----- Passage shown -----
TidierOrg / Tidier.jl

Meta-package for data analysis in Julia, modeled after the R tidyverse.
MIT License
515 stars 14 forks source link

Initial Implementation of TidierPlots.jl #97

Closed rdboyes closed 1 year ago

rdboyes commented 1 year ago

Here's a potential way to implement ggplot syntax and translate to a plot using AlgebraOfGraphics.jl. The general way it works is to define object types (geom and ggplot) that hold the information required by AlgebraOfGraphics, as well as define an operation that adds them together. The macros translate ggplot code into the appropriate object, and the draw_ggplot function does the final translation to AoG syntax.

Looking for feedback on the general structure - happy to set up the intial repo if this is generally the format we want to use!

using Makie, CairoMakie, AlgebraOfGraphics
using PalmerPenguins, DataFrames

penguins = dropmissing(DataFrame(PalmerPenguins.load()))

struct geom
    visual::Union{Symbol, Nothing}
    aes::Dict
    args::Dict
    analysis::Any
    required_aes::AbstractArray
end

struct ggplot
    geoms::AbstractArray
    default_aes::Dict
    data::Symbol
    axis::NamedTuple
end

function Base.:+(x::ggplot, y...)::ggplot
    result = ggplot(vcat(x.geoms, [i for i in y]), 
        x.default_aes, 
        x.data, 
        x.axis)

    return result
end

macro ggplot(exprs...)
    aes_dict, args_dict = extract_aes(:($(exprs)))

    if haskey(args_dict, "height")
        height = args_dict["height"]
    else 
        height = 400
    end

    if haskey(args_dict, "width")
        width = args_dict["width"]
    else 
        width = 600
    end

    return ggplot([], aes_dict, args_dict["data"], (height = height, width = width))
end

function extract_aes(geom)
    aes_dict = Dict{String, Symbol}() 
    args_dict = Dict{String, Any}() 

    for section in geom
        if section isa Expr
            # if the section is an expression, check if it is a aes function call
            if section.args[1] == :aes
                for aes_ex in section.args
                    if aes_ex isa Expr
                        aes_dict[String(aes_ex.args[1])] = aes_ex.args[2]
                    end
                end
            # if not, its a generic argument
            else
                args_dict[String(section.args[1])] = section.args[2]
            end
        end
    end

    return (aes_dict, args_dict)
end

function check_aes(required_aes, aes_dict)
    for aes in required_aes
        if !haskey(aes_dict, aes)
            error("missing required aesthetic: $aes")
        end
    end
end

macro geom_point(exprs...)
    geom_visual = :Scatter
    aes_dict, args_dict = extract_aes(:($(exprs)))
    analysis = nothing
    required_aes = ["x", "y"]

    check_aes(required_aes, aes_dict)

    return geom(geom_visual, aes_dict, args_dict, nothing, required_aes)
----- Data extract -----
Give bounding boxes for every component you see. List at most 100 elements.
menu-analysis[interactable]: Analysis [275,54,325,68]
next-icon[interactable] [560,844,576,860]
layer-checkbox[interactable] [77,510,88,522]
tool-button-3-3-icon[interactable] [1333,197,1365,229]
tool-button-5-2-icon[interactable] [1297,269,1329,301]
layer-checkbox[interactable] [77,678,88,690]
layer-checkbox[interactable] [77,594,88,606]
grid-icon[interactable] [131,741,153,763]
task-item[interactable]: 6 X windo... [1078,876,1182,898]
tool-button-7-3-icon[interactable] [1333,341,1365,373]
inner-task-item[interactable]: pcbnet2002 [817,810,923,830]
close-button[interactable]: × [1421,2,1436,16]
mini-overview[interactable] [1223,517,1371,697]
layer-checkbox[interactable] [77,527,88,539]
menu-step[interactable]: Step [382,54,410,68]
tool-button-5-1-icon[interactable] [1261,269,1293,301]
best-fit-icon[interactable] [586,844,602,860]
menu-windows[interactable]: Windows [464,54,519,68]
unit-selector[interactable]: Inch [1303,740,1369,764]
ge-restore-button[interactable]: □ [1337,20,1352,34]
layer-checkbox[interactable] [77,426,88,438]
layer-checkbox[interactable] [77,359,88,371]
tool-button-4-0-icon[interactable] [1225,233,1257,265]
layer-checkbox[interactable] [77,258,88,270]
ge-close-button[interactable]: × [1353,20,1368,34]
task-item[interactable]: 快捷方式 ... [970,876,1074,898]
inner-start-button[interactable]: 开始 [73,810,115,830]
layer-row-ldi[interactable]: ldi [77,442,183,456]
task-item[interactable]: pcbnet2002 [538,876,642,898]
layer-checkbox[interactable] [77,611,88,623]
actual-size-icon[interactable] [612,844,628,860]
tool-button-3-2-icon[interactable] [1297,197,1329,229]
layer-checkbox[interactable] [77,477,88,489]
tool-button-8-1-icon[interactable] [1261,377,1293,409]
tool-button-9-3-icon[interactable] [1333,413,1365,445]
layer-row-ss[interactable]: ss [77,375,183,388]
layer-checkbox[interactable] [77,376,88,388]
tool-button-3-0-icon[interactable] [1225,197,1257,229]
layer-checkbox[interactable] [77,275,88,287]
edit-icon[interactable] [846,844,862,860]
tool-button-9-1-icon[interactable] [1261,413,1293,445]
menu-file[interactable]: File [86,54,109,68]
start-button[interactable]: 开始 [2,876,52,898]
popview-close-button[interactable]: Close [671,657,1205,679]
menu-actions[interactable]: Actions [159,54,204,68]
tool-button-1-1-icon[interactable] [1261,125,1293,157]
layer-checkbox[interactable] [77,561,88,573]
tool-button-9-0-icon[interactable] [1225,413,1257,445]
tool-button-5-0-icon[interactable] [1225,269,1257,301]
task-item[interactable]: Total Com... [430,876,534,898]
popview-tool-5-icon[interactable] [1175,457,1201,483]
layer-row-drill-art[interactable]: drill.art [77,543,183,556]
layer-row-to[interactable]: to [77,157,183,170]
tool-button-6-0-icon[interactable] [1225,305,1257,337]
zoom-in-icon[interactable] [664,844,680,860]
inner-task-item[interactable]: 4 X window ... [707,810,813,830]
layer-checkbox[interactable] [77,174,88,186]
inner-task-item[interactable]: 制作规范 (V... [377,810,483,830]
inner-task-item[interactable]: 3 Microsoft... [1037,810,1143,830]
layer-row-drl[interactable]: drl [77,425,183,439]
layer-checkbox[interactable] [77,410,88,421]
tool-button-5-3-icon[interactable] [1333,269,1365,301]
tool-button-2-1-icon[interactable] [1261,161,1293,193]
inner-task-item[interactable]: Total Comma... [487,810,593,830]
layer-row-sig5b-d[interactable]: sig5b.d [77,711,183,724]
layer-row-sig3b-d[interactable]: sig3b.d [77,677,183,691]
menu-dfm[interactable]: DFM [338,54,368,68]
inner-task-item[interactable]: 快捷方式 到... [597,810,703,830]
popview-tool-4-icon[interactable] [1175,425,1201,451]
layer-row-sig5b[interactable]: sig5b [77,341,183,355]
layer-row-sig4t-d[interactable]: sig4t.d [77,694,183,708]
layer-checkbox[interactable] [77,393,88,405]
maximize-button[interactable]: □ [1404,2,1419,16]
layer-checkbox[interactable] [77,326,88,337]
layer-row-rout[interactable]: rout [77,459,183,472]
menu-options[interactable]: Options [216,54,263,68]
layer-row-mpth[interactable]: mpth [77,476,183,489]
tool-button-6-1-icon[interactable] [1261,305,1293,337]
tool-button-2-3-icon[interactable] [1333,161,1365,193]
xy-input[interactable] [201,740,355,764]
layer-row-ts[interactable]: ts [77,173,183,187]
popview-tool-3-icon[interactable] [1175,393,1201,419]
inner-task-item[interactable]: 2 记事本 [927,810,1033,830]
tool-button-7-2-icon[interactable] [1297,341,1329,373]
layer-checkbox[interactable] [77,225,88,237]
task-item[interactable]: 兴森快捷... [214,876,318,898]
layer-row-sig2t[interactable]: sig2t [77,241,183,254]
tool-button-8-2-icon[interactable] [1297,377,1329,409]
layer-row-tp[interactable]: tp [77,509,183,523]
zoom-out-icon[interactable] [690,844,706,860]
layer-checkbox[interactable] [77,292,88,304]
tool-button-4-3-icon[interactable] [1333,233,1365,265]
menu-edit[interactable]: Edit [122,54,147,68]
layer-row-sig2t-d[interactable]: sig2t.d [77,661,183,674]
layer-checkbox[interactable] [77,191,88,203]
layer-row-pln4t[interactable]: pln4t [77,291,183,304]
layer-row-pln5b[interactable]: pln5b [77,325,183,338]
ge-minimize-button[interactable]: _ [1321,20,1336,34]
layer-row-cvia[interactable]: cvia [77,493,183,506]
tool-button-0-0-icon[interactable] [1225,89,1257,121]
-----
What this exercise asks -
(a) Do these statements agree with the TidierPlots.jl thread? (i) When no height is given, the @ggplot macro uses a height of 400. (ii) The @geom_point macro requires only an "x" aesthetic. (iii) The draw_ggplot function performs the final translation to AoG syntax. Answer yes or no for each, quoting the words of the thread that decide it.
(b) Continue the TidierPlots.jl thread, picking up right after its final line.

Responses in order -
(a)
(i) Yes: "height = 400"
(ii) No: "required_aes = ["x", "y"]"
(iii) Yes: "the draw_ggplot function does the final translation to AoG syntax"

(b)
end

macro geom_smooth(exprs...)
    geom_visual = nothing
    aes_dict, args_dict = extract_aes(:($(exprs)))
    analysis = AlgebraOfGraphics.smooth
    required_aes = ["x", "y"]

    if haskey(args_dict, "method")
        if args_dict["method"] == "lm"
            analysis = AlgebraOfGraphics.linear
        end
    end

    check_aes(required_aes, aes_dict)

    return geom(geom_visual, aes_dict, args_dict, analysis, required_aes)
end

function geom_to_layer(geom)
    mapping_args = (geom.aes[key] for key in geom.required_aes)

    layer = data(eval(geom.args["data"])) *
        mapping(mapping_args...)

    if !isnothing(geom.analysis)
        layer = layer * (geom.analysis)()
    end

    if !isnothing(geom.visual)
        layer = layer * visual(eval(geom.visual))
    end

    if haskey(geom.aes, "color")
        layer = layer * mapping(color = geom.aes["color"])
    end

    return layer
end

function draw_ggplot(plot::ggplot)
    for geom in plot.geoms
        # if data is not specified at the geom level, use the ggplot default
        if !haskey(geom.args, "data")
            geom.args["data"] = plot.data
        end

        # if an aes isn't given in the geom, use the ggplot aes
        for aes in keys(plot.default_aes)
            if !haskey(geom.aes, aes)
                geom.aes[aes] = plot.default_aes[aes]
            end
        end
    end

    layers = []

    for geom in plot.geoms
        push!(layers, geom_to_layer(geom))
    end

    if length(layers) == 0
        error("No geoms supplied")
    elseif length(layers) == 1
        draw(layers[1]; axis = plot.axis)
    else 
        draw((+)(layers...); axis = plot.axis)
    end
end

test_plot = @ggplot(data = penguins, aes(color = species)) + 
    @geom_point(aes(x = bill_length_mm, y = bill_depth_mm)) + 
    @geom_smooth(aes(x = bill_length_mm, y = bill_depth_mm), method = "lm")

draw_ggplot(test_plot)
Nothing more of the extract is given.